> [Instructions to follow]: Retype the records that come next, word for word.
--- begin Records supplied ---
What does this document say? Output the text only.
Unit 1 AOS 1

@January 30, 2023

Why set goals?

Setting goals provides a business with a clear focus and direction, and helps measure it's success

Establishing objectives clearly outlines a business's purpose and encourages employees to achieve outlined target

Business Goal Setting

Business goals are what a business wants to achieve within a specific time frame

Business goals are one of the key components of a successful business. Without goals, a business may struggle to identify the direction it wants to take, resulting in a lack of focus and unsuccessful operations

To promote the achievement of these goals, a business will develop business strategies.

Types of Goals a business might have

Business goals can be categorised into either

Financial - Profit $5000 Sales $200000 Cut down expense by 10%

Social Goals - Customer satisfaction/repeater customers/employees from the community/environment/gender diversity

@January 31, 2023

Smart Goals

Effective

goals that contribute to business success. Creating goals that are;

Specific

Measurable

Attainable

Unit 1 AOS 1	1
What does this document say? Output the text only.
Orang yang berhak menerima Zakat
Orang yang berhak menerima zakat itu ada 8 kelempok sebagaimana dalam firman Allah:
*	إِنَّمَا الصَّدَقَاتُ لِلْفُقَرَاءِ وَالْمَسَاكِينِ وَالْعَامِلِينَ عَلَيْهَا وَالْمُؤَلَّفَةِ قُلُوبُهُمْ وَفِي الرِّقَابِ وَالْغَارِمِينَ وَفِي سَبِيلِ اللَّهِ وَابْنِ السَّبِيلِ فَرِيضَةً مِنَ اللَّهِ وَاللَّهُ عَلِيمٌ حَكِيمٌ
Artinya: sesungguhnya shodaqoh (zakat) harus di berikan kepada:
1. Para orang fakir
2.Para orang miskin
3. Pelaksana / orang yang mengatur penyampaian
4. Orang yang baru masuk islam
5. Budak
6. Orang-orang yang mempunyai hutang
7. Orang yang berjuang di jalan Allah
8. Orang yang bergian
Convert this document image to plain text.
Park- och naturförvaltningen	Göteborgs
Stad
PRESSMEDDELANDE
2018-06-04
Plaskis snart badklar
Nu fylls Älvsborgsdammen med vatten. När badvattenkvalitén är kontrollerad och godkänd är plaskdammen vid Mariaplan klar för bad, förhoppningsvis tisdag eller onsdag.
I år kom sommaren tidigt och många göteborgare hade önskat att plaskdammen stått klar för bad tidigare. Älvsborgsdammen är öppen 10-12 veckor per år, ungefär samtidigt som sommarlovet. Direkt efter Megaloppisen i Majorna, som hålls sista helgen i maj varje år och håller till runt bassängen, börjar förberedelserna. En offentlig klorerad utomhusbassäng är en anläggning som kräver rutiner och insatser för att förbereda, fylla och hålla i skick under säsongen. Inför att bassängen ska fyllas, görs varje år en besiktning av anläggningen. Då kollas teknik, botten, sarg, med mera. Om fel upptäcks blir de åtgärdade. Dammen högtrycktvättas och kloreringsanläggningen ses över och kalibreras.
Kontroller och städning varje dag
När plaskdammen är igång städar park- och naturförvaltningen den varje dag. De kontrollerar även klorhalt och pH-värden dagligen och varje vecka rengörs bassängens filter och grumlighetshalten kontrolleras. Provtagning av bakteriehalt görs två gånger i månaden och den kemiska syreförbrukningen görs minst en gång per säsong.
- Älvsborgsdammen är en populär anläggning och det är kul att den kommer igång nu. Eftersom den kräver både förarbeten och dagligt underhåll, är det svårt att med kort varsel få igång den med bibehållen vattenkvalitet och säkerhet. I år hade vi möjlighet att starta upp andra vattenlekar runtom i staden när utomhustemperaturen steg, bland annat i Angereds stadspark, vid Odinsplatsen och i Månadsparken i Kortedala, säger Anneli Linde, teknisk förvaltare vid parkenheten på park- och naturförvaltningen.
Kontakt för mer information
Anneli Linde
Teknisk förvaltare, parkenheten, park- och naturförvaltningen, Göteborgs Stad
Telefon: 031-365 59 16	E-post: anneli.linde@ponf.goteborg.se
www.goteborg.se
--- end Records supplied ---
> [Output of the task]:
What does this document say? Output the text only.
Unit 1 AOS 1

@January 30, 2023

Why set goals?

Setting goals provides a business with a clear focus and direction, and helps measure it's success

Establishing objectives clearly outlines a business's purpose and encourages employees to achieve outlined target

Business Goal Setting

Business goals are what a business wants to achieve within a specific time frame

Business goals are one of the key components of a successful business. Without goals, a business may struggle to identify the direction it wants to take, resulting in a lack of focus and unsuccessful operations

To promote the achievement of these goals, a business will develop business strategies.

Types of Goals a business might have

Business goals can be categorised into either

Financial - Profit $5000 Sales $200000 Cut down expense by 10%

Social Goals - Customer satisfaction/repeater customers/employees from the community/environment/gender diversity

@January 31, 2023

Smart Goals

Effective

goals that contribute to business success. Creating goals that are;

Specific

Measurable

Attainable

Unit 1 AOS 1	1
What does this document say? Output the text only.
Orang yang berhak menerima Zakat
Orang yang berhak menerima zakat itu ada 8 kelempok sebagaimana dalam firman Allah:
*	إِنَّمَا الصَّدَقَاتُ لِلْفُقَرَاءِ وَالْمَسَاكِينِ وَالْعَامِلِينَ عَلَيْهَا وَالْمُؤَلَّفَةِ قُلُوبُهُمْ وَفِي الرِّقَابِ وَالْغَارِمِينَ وَفِي سَبِيلِ اللَّهِ وَابْنِ السَّبِيلِ فَرِيضَةً مِنَ اللَّهِ وَاللَّهُ عَلِيمٌ حَكِيمٌ
Artinya: sesungguhnya shodaqoh (zakat) harus di berikan kepada:
1. Para orang fakir
2.Para orang miskin
3. Pelaksana / orang yang mengatur penyampaian
4. Orang yang baru masuk islam
5. Budak
6. Orang-orang yang mempunyai hutang
7. Orang yang berjuang di jalan Allah
8. Orang yang bergian
Convert this document image to plain text.
Park- och naturförvaltningen	Göteborgs
Stad
PRESSMEDDELANDE
2018-06-04
Plaskis snart badklar
Nu fylls Älvsborgsdammen med vatten. När badvattenkvalitén är kontrollerad och godkänd är plaskdammen vid Mariaplan klar för bad, förhoppningsvis tisdag eller onsdag.
I år kom sommaren tidigt och många göteborgare hade önskat att plaskdammen stått klar för bad tidigare. Älvsborgsdammen är öppen 10-12 veckor per år, ungefär samtidigt som sommarlovet. Direkt efter Megaloppisen i Majorna, som hålls sista helgen i maj varje år och håller till runt bassängen, börjar förberedelserna. En offentlig klorerad utomhusbassäng är en anläggning som kräver rutiner och insatser för att förbereda, fylla och hålla i skick under säsongen. Inför att bassängen ska fyllas, görs varje år en besiktning av anläggningen. Då kollas teknik, botten, sarg, med mera. Om fel upptäcks blir de åtgärdade. Dammen högtrycktvättas och kloreringsanläggningen ses över och kalibreras.
Kontroller och städning varje dag
När plaskdammen är igång städar park- och naturförvaltningen den varje dag. De kontrollerar även klorhalt och pH-värden dagligen och varje vecka rengörs bassängens filter och grumlighetshalten kontrolleras. Provtagning av bakteriehalt görs två gånger i månaden och den kemiska syreförbrukningen görs minst en gång per säsong.
- Älvsborgsdammen är en populär anläggning och det är kul att den kommer igång nu. Eftersom den kräver både förarbeten och dagligt underhåll, är det svårt att med kort varsel få igång den med bibehållen vattenkvalitet och säkerhet. I år hade vi möjlighet att starta upp andra vattenlekar runtom i staden när utomhustemperaturen steg, bland annat i Angereds stadspark, vid Odinsplatsen och i Månadsparken i Kortedala, säger Anneli Linde, teknisk förvaltare vid parkenheten på park- och naturförvaltningen.
Kontakt för mer information
Anneli Linde
Teknisk förvaltare, parkenheten, park- och naturförvaltningen, Göteborgs Stad
Telefon: 031-365 59 16	E-post: anneli.linde@ponf.goteborg.se
www.goteborg.se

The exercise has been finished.